### [EXERCISE INPUT]

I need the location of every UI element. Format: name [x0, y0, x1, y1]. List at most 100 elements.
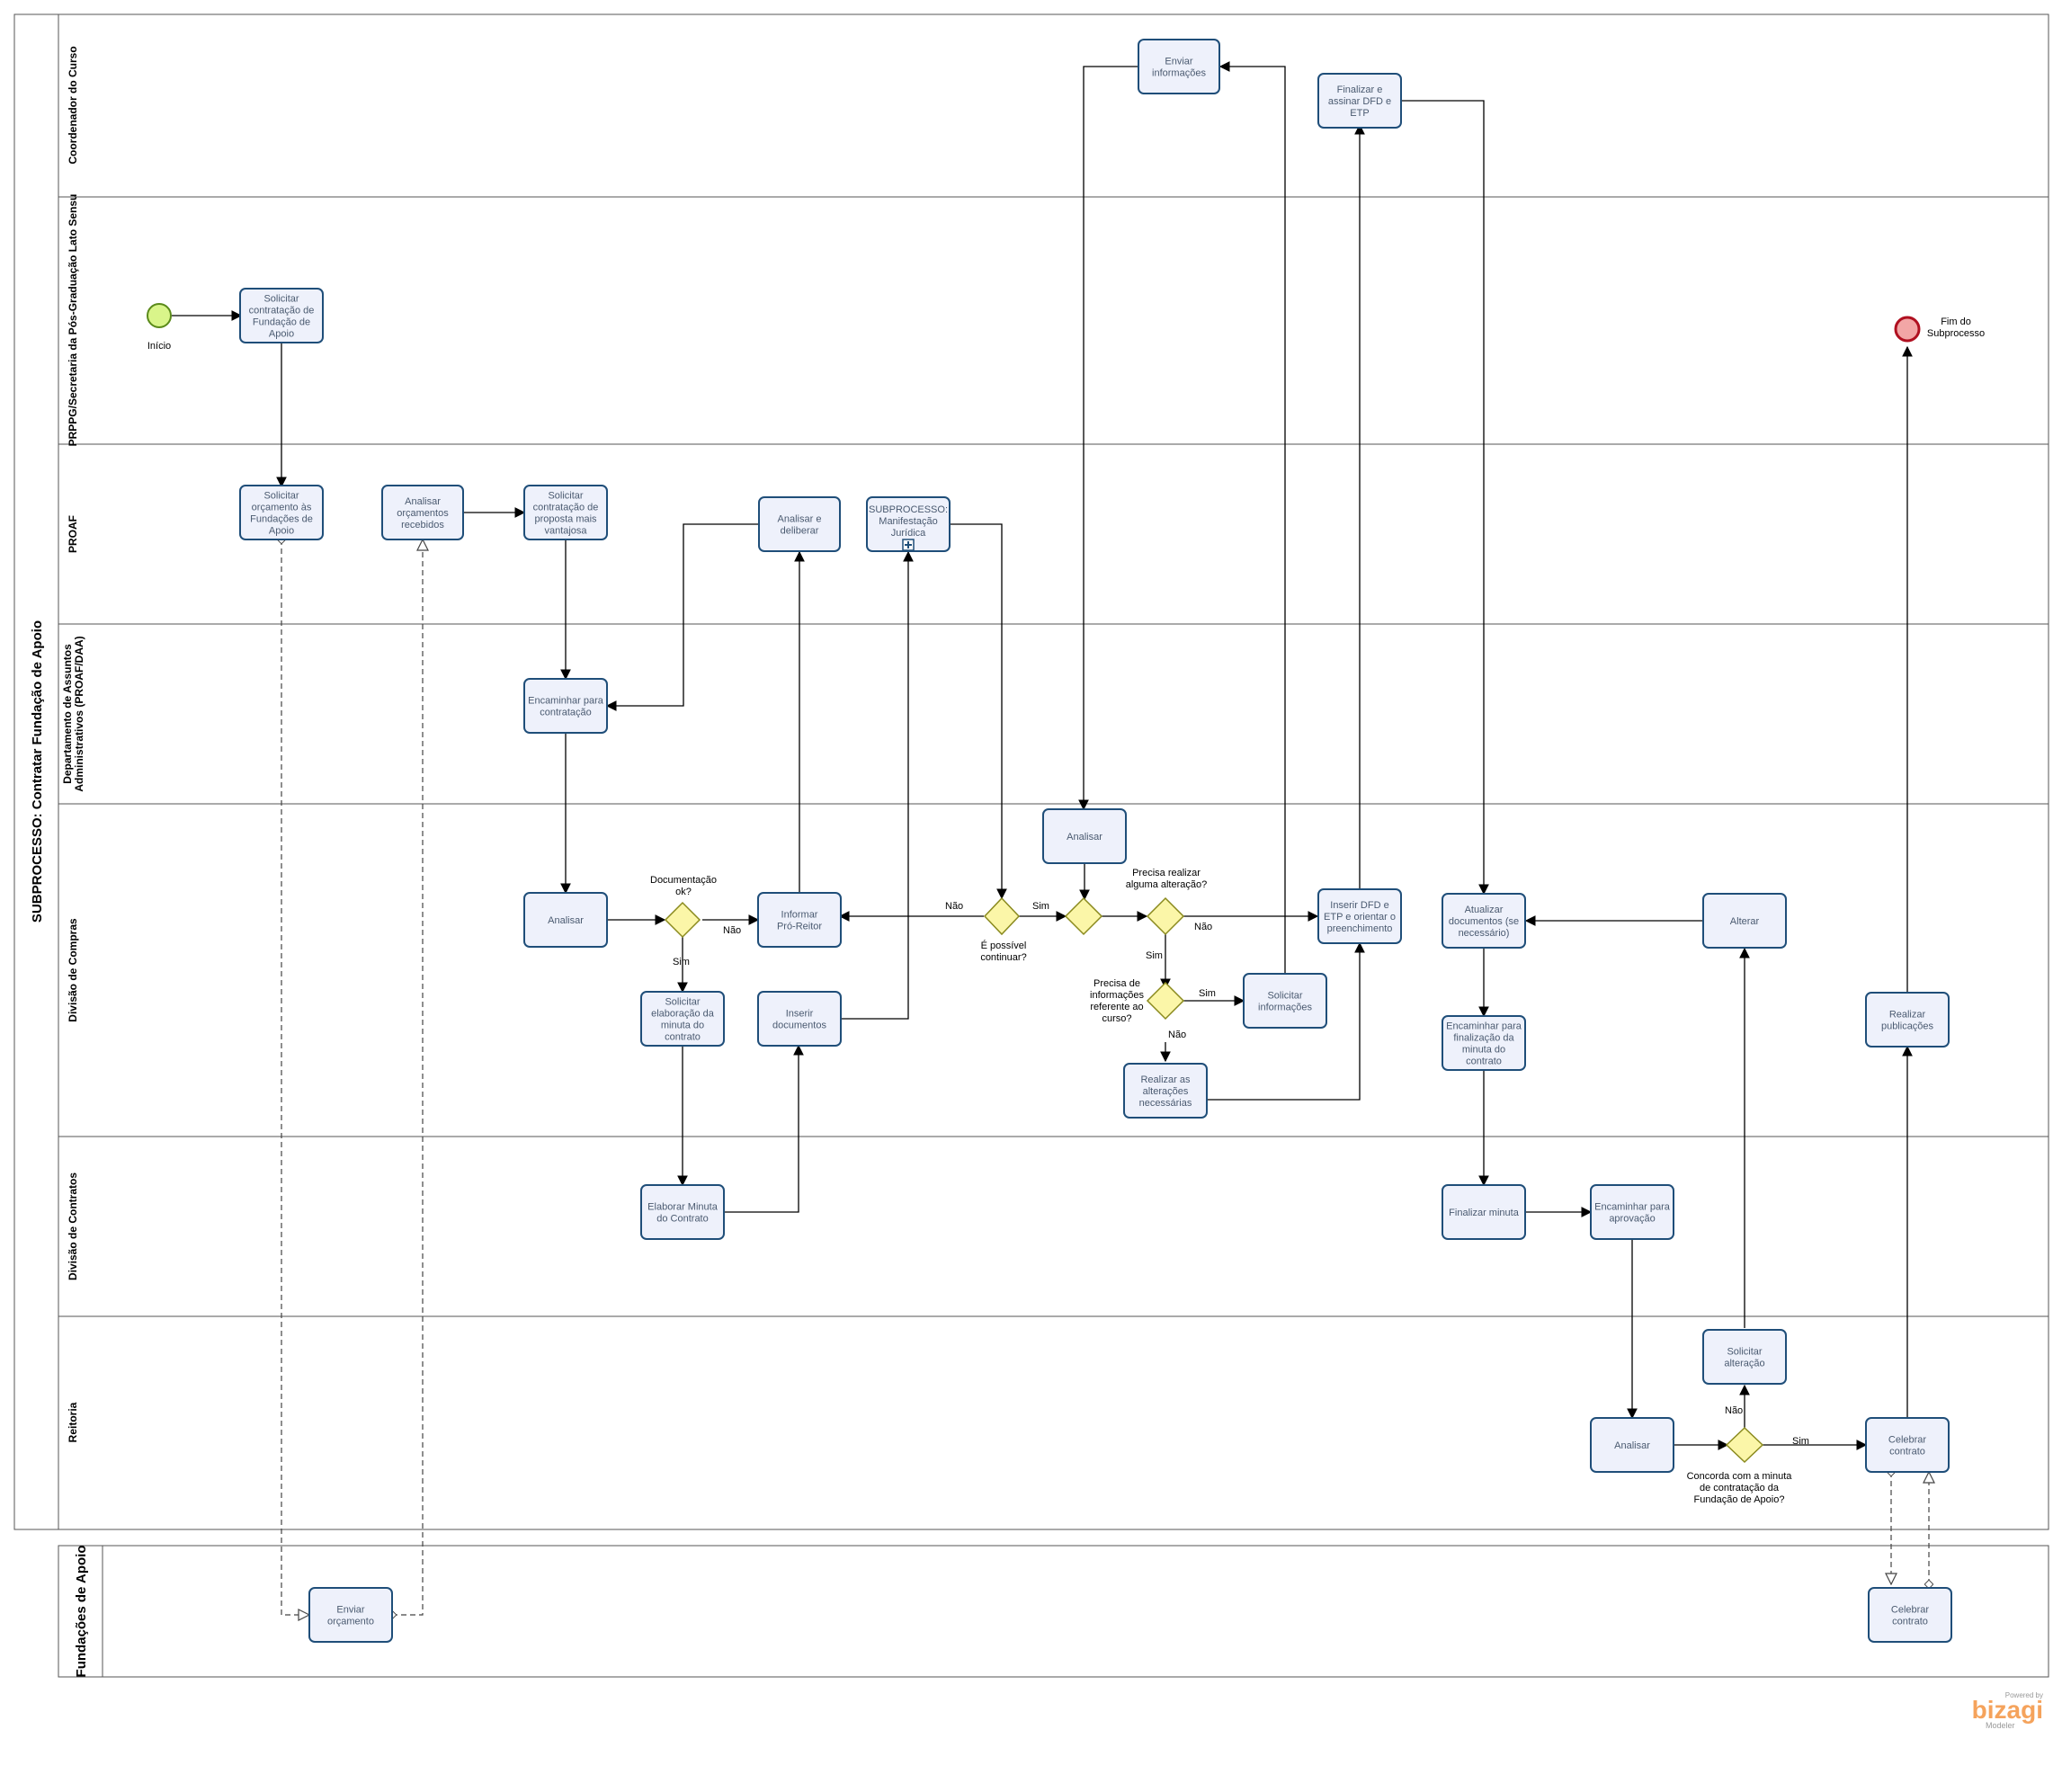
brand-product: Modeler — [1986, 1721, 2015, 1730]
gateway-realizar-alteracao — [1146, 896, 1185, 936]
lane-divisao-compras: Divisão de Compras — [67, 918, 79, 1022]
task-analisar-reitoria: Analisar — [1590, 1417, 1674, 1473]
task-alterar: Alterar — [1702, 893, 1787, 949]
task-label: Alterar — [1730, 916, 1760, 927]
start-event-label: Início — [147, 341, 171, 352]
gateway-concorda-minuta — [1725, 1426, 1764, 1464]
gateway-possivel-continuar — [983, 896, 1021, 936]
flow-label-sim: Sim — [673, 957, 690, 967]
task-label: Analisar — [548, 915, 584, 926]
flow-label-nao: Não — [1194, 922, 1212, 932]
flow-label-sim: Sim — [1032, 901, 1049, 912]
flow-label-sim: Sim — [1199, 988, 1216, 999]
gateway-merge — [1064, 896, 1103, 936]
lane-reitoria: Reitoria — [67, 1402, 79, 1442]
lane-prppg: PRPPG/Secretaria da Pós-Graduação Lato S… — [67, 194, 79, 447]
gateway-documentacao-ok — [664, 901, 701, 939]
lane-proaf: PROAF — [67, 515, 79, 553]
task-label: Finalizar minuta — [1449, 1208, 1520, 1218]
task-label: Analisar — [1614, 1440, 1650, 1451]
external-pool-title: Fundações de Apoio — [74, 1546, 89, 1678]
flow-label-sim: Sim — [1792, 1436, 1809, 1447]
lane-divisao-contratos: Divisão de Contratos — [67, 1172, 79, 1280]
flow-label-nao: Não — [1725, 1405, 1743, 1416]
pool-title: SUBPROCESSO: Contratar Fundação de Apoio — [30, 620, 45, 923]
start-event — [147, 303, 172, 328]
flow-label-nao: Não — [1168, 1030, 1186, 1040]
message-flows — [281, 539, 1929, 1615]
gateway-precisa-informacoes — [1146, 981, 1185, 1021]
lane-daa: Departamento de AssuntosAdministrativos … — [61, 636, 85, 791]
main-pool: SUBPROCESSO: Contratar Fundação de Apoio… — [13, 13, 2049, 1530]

### [GIVEN REQUEST]
Render every line of the items above as a JSON list of strings, one string per line, skipping blank lines. Leave the pictures out.

### [TASK ANSWER]
[
  "I need the location of every UI element. Format: name [x0, y0, x1, y1]. List at most 100 elements.",
  "brand-product: Modeler — [1986, 1721, 2015, 1730]",
  "gateway-realizar-alteracao — [1146, 896, 1185, 936]",
  "lane-divisao-compras: Divisão de Compras — [67, 918, 79, 1022]",
  "task-analisar-reitoria: Analisar — [1590, 1417, 1674, 1473]",
  "task-alterar: Alterar — [1702, 893, 1787, 949]",
  "task-label: Alterar — [1730, 916, 1760, 927]",
  "start-event-label: Início — [147, 341, 171, 352]",
  "gateway-concorda-minuta — [1725, 1426, 1764, 1464]",
  "gateway-possivel-continuar — [983, 896, 1021, 936]",
  "flow-label-sim: Sim — [673, 957, 690, 967]",
  "task-label: Analisar — [548, 915, 584, 926]",
  "flow-label-nao: Não — [1194, 922, 1212, 932]",
  "flow-label-sim: Sim — [1032, 901, 1049, 912]",
  "flow-label-sim: Sim — [1199, 988, 1216, 999]",
  "gateway-merge — [1064, 896, 1103, 936]",
  "lane-reitoria: Reitoria — [67, 1402, 79, 1442]",
  "lane-prppg: PRPPG/Secretaria da Pós-Graduação Lato S… — [67, 194, 79, 447]",
  "gateway-documentacao-ok — [664, 901, 701, 939]",
  "lane-proaf: PROAF — [67, 515, 79, 553]",
  "task-label: Finalizar minuta — [1449, 1208, 1520, 1218]",
  "task-label: Analisar — [1614, 1440, 1650, 1451]",
  "external-pool-title: Fundações de Apoio — [74, 1546, 89, 1678]",
  "flow-label-sim: Sim — [1792, 1436, 1809, 1447]",
  "lane-divisao-contratos: Divisão de Contratos — [67, 1172, 79, 1280]",
  "flow-label-nao: Não — [1725, 1405, 1743, 1416]",
  "pool-title: SUBPROCESSO: Contratar Fundação de Apoio — [30, 620, 45, 923]",
  "start-event — [147, 303, 172, 328]",
  "flow-label-nao: Não — [1168, 1030, 1186, 1040]",
  "message-flows — [281, 539, 1929, 1615]",
  "gateway-precisa-informacoes — [1146, 981, 1185, 1021]",
  "lane-daa: Departamento de AssuntosAdministrativos … — [61, 636, 85, 791]",
  "main-pool: SUBPROCESSO: Contratar Fundação de Apoio… — [13, 13, 2049, 1530]"
]